— Direction —
Leave out the pictures and repeat the data exactly.

— Data rows —
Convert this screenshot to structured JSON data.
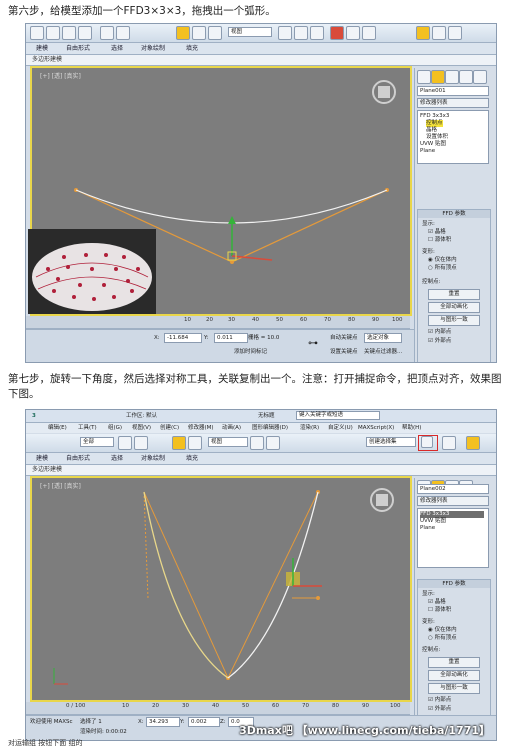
{
  "step6": {
    "text": "第六步，给模型添加一个FFD3×3×3，拖拽出一个弧形。"
  },
  "step7": {
    "text": "第七步，旋转一下角度，然后选择对称工具，关联复制出一个。注意：打开捕捉命令，把顶点对齐，效果图下图。"
  },
  "shot1": {
    "tabs": [
      "建模",
      "自由形式",
      "选择",
      "对象绘制",
      "填充"
    ],
    "ribbon": "多边形建模",
    "viewport_label": "[+] [透] [真实]",
    "toolbar_dropdown": "视图",
    "object_name": "Plane001",
    "modifier_list": "修改器列表",
    "stack_items": [
      "FFD 3x3x3",
      "控制点",
      "晶格",
      "设置体积",
      "UVW 贴图",
      "Plane"
    ],
    "rollout_title": "FFD 参数",
    "display_label": "显示:",
    "display_opts": [
      "晶格",
      "源体积"
    ],
    "deform_label": "变形:",
    "deform_opts": [
      "仅在体内",
      "所有顶点"
    ],
    "control_label": "控制点:",
    "buttons": [
      "重置",
      "全部动画化",
      "与图形一致"
    ],
    "checks": [
      "内部点",
      "外部点"
    ],
    "ruler": [
      "10",
      "20",
      "30",
      "40",
      "50",
      "60",
      "70",
      "80",
      "90",
      "100"
    ],
    "coord_x": "-11.684",
    "coord_y": "0.011",
    "grid": "栅格 = 10.0",
    "add_time_tag": "添加时间标记",
    "auto_key": "自动关键点",
    "set_key": "设置关键点",
    "selected": "选定对象",
    "key_filter": "关键点过滤器...",
    "frame": "0"
  },
  "shot2": {
    "app_title": "无标题",
    "search": "键入关键字或短语",
    "menus": [
      "编辑(E)",
      "工具(T)",
      "组(G)",
      "视图(V)",
      "创建(C)",
      "修改器(M)",
      "动画(A)",
      "图形编辑器(D)",
      "渲染(R)",
      "自定义(U)",
      "MAXScript(X)",
      "帮助(H)"
    ],
    "workspace": "工作区: 默认",
    "select_all": "全部",
    "toolbar_dropdown": "视图",
    "selection_set": "创建选择集",
    "tabs": [
      "建模",
      "自由形式",
      "选择",
      "对象绘制",
      "填充"
    ],
    "ribbon": "多边形建模",
    "viewport_label": "[+] [透] [真实]",
    "object_name": "Plane002",
    "modifier_list": "修改器列表",
    "stack_items": [
      "FFD 3x3x3",
      "UVW 贴图",
      "Plane"
    ],
    "rollout_title": "FFD 参数",
    "display_label": "显示:",
    "display_opts": [
      "晶格",
      "源体积"
    ],
    "deform_label": "变形:",
    "deform_opts": [
      "仅在体内",
      "所有顶点"
    ],
    "control_label": "控制点:",
    "buttons": [
      "重置",
      "全部动画化",
      "与图形一致"
    ],
    "checks": [
      "内部点",
      "外部点"
    ],
    "frame_counter": "0 / 100",
    "ruler": [
      "0",
      "10",
      "20",
      "30",
      "40",
      "50",
      "60",
      "70",
      "80",
      "90",
      "100"
    ],
    "status": "选择了 1",
    "coord_x": "34.293",
    "coord_y": "0.002",
    "coord_z": "0.0",
    "welcome": "欢迎使用 MAXSc",
    "render_time": "渲染时间: 0:00:02"
  },
  "bottom_text": "对运输组 按钮下面 组的",
  "watermark": "3Dmax吧 【www.linecg.com/tieba/1771】",
  "colors": {
    "viewport": "#7d7d7d",
    "lattice": "#e59a3a",
    "curve": "#f2f2f2",
    "active": "#e9d64a",
    "accent": "#d94b3a"
  }
}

— Expected answer —
Convert this screenshot to structured JSON data.
{
  "step6": {
    "text": "第六步，给模型添加一个FFD3×3×3，拖拽出一个弧形。"
  },
  "step7": {
    "text": "第七步，旋转一下角度，然后选择对称工具，关联复制出一个。注意：打开捕捉命令，把顶点对齐，效果图下图。"
  },
  "shot1": {
    "tabs": [
      "建模",
      "自由形式",
      "选择",
      "对象绘制",
      "填充"
    ],
    "ribbon": "多边形建模",
    "viewport_label": "[+] [透] [真实]",
    "toolbar_dropdown": "视图",
    "object_name": "Plane001",
    "modifier_list": "修改器列表",
    "stack_items": [
      "FFD 3x3x3",
      "控制点",
      "晶格",
      "设置体积",
      "UVW 贴图",
      "Plane"
    ],
    "rollout_title": "FFD 参数",
    "display_label": "显示:",
    "display_opts": [
      "晶格",
      "源体积"
    ],
    "deform_label": "变形:",
    "deform_opts": [
      "仅在体内",
      "所有顶点"
    ],
    "control_label": "控制点:",
    "buttons": [
      "重置",
      "全部动画化",
      "与图形一致"
    ],
    "checks": [
      "内部点",
      "外部点"
    ],
    "ruler": [
      "10",
      "20",
      "30",
      "40",
      "50",
      "60",
      "70",
      "80",
      "90",
      "100"
    ],
    "coord_x": "-11.684",
    "coord_y": "0.011",
    "grid": "栅格 = 10.0",
    "add_time_tag": "添加时间标记",
    "auto_key": "自动关键点",
    "set_key": "设置关键点",
    "selected": "选定对象",
    "key_filter": "关键点过滤器...",
    "frame": "0"
  },
  "shot2": {
    "app_title": "无标题",
    "search": "键入关键字或短语",
    "menus": [
      "编辑(E)",
      "工具(T)",
      "组(G)",
      "视图(V)",
      "创建(C)",
      "修改器(M)",
      "动画(A)",
      "图形编辑器(D)",
      "渲染(R)",
      "自定义(U)",
      "MAXScript(X)",
      "帮助(H)"
    ],
    "workspace": "工作区: 默认",
    "select_all": "全部",
    "toolbar_dropdown": "视图",
    "selection_set": "创建选择集",
    "tabs": [
      "建模",
      "自由形式",
      "选择",
      "对象绘制",
      "填充"
    ],
    "ribbon": "多边形建模",
    "viewport_label": "[+] [透] [真实]",
    "object_name": "Plane002",
    "modifier_list": "修改器列表",
    "stack_items": [
      "FFD 3x3x3",
      "UVW 贴图",
      "Plane"
    ],
    "rollout_title": "FFD 参数",
    "display_label": "显示:",
    "display_opts": [
      "晶格",
      "源体积"
    ],
    "deform_label": "变形:",
    "deform_opts": [
      "仅在体内",
      "所有顶点"
    ],
    "control_label": "控制点:",
    "buttons": [
      "重置",
      "全部动画化",
      "与图形一致"
    ],
    "checks": [
      "内部点",
      "外部点"
    ],
    "frame_counter": "0 / 100",
    "ruler": [
      "0",
      "10",
      "20",
      "30",
      "40",
      "50",
      "60",
      "70",
      "80",
      "90",
      "100"
    ],
    "status": "选择了 1",
    "coord_x": "34.293",
    "coord_y": "0.002",
    "coord_z": "0.0",
    "welcome": "欢迎使用 MAXSc",
    "render_time": "渲染时间: 0:00:02"
  },
  "bottom_text": "对运输组 按钮下面 组的",
  "watermark": "3Dmax吧 【www.linecg.com/tieba/1771】",
  "colors": {
    "viewport": "#7d7d7d",
    "lattice": "#e59a3a",
    "curve": "#f2f2f2",
    "active": "#e9d64a",
    "accent": "#d94b3a"
  }
}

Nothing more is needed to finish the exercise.